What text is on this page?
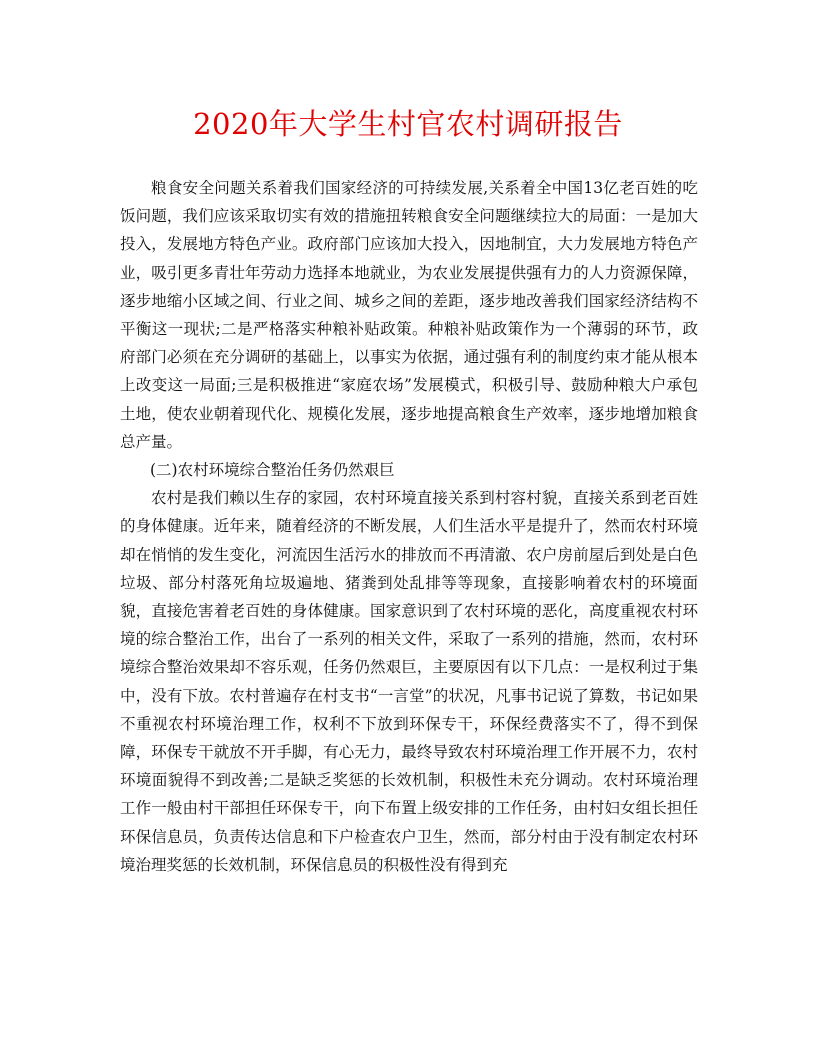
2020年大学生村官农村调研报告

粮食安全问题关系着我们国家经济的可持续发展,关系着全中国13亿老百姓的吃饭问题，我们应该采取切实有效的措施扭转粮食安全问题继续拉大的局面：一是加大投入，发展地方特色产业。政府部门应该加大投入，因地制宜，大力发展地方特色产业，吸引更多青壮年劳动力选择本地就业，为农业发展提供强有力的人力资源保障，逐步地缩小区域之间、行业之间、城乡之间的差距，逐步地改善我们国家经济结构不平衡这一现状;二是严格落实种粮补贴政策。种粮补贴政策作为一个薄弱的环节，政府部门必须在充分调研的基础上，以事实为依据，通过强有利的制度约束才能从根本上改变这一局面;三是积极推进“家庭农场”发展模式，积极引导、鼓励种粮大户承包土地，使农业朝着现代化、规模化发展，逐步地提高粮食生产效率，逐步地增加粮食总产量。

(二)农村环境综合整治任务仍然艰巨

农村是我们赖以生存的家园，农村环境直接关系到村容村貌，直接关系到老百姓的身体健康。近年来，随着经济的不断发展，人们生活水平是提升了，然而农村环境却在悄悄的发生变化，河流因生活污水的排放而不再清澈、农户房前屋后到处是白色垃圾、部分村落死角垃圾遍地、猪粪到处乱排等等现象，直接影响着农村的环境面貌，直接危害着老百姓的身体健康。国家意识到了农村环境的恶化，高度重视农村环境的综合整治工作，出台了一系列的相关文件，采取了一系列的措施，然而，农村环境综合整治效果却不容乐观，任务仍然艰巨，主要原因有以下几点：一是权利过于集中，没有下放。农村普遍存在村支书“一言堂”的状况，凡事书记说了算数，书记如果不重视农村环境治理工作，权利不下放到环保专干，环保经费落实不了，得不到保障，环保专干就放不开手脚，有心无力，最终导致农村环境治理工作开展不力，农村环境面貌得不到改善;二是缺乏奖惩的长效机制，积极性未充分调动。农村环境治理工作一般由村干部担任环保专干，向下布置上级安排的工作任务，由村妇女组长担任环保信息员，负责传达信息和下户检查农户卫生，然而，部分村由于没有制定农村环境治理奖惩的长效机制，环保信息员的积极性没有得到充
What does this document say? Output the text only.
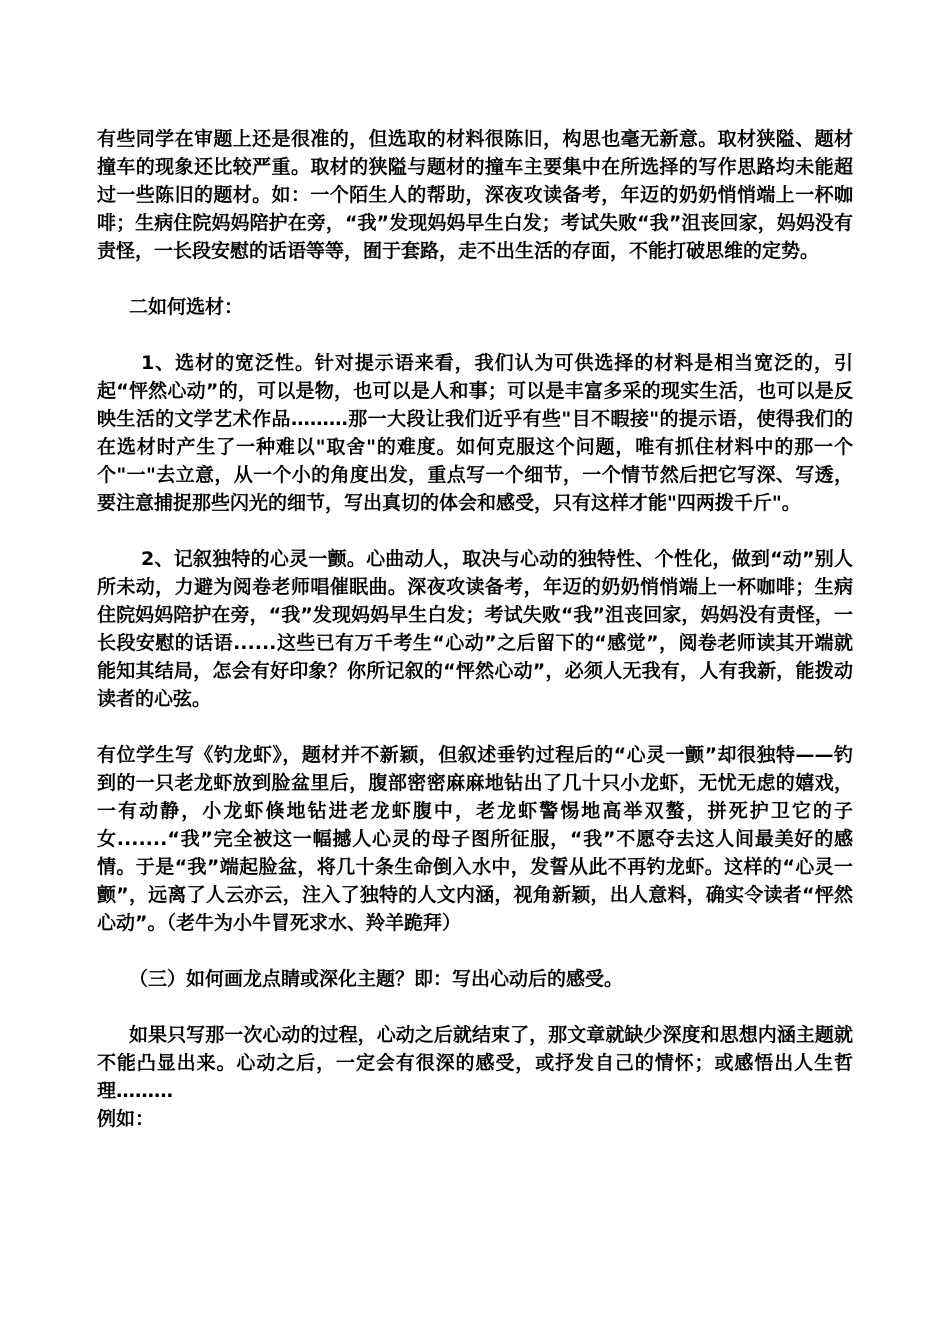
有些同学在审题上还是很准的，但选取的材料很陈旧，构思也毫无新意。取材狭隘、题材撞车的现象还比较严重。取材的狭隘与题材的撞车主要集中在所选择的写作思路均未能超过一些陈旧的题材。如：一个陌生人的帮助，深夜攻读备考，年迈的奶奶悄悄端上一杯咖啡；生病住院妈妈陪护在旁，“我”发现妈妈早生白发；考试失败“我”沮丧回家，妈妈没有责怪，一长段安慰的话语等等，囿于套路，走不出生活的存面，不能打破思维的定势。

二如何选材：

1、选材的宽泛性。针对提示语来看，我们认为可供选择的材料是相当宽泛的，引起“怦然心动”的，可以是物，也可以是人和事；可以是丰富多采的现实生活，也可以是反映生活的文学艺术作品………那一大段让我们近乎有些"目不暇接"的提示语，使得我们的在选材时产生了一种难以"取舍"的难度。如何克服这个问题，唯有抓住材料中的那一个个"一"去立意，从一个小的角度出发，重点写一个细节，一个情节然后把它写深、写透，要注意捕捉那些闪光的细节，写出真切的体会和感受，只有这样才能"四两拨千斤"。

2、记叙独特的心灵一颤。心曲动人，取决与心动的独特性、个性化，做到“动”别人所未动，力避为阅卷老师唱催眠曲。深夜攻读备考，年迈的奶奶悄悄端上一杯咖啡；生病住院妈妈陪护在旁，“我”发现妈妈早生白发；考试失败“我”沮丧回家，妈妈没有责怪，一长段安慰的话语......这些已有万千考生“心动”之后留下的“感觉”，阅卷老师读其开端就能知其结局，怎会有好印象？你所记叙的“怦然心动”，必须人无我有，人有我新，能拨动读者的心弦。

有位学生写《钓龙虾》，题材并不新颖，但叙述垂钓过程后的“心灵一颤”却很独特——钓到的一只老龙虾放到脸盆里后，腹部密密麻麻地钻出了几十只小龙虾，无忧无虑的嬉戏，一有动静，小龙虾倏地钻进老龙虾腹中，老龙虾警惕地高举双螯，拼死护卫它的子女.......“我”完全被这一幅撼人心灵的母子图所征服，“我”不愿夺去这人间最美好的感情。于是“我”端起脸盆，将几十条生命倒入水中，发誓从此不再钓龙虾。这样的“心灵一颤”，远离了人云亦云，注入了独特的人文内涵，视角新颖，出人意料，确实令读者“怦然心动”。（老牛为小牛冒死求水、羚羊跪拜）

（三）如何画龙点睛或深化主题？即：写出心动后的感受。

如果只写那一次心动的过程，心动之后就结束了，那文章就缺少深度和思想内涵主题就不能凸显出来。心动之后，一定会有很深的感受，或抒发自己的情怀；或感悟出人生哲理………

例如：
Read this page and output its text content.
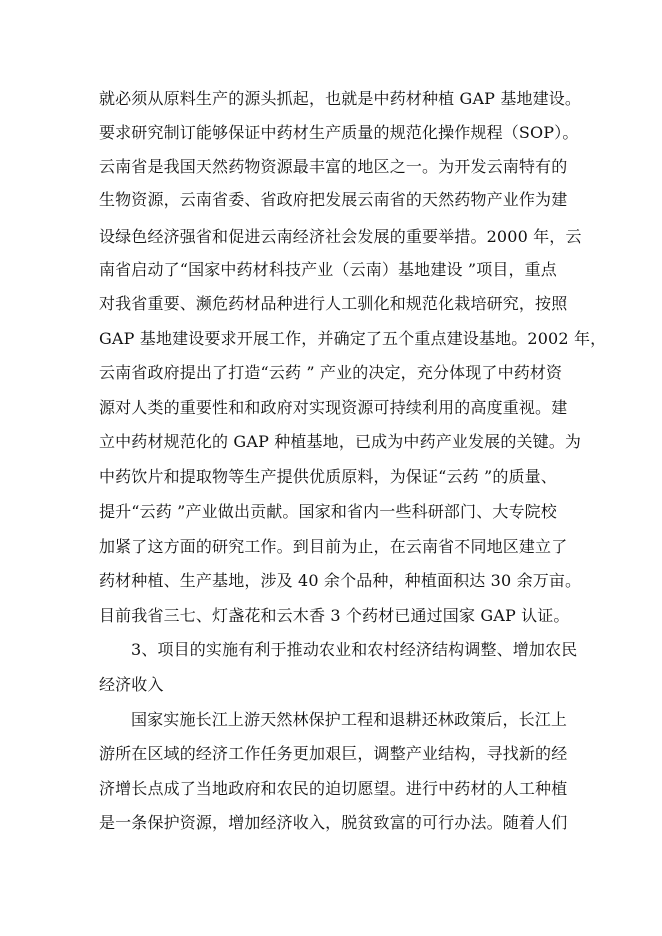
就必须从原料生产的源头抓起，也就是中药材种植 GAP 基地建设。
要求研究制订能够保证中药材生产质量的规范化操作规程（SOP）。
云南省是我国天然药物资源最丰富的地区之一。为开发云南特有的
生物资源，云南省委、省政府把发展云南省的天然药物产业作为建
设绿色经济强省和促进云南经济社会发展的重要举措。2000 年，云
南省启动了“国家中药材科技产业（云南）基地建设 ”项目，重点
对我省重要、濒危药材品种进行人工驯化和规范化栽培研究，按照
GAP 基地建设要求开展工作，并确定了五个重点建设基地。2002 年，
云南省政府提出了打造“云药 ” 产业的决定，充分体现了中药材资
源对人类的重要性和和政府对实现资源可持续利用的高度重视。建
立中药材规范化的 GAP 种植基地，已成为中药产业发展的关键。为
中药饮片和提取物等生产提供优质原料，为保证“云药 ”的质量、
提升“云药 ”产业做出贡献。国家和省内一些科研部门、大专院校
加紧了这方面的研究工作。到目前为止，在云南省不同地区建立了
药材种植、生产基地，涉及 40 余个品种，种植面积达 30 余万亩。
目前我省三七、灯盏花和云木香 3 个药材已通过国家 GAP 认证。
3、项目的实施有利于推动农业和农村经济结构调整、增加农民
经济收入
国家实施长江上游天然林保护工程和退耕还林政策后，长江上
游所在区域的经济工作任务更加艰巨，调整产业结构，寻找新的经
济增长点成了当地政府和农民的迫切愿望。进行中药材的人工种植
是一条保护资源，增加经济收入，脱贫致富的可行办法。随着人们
-=-=-=-=-
Problem to solve: Copy each line of the listing that contains the string "考试失败".

Complete answer:
有些同学在审题上还是很准的，但选取的材料很陈旧，构思也毫无新意。取材狭隘、题材撞车的现象还比较严重。取材的狭隘与题材的撞车主要集中在所选择的写作思路均未能超过一些陈旧的题材。如：一个陌生人的帮助，深夜攻读备考，年迈的奶奶悄悄端上一杯咖啡；生病住院妈妈陪护在旁，“我”发现妈妈早生白发；考试失败“我”沮丧回家，妈妈没有责怪，一长段安慰的话语等等，囿于套路，走不出生活的存面，不能打破思维的定势。
2、记叙独特的心灵一颤。心曲动人，取决与心动的独特性、个性化，做到“动”别人所未动，力避为阅卷老师唱催眠曲。深夜攻读备考，年迈的奶奶悄悄端上一杯咖啡；生病住院妈妈陪护在旁，“我”发现妈妈早生白发；考试失败“我”沮丧回家，妈妈没有责怪，一长段安慰的话语......这些已有万千考生“心动”之后留下的“感觉”，阅卷老师读其开端就能知其结局，怎会有好印象？你所记叙的“怦然心动”，必须人无我有，人有我新，能拨动读者的心弦。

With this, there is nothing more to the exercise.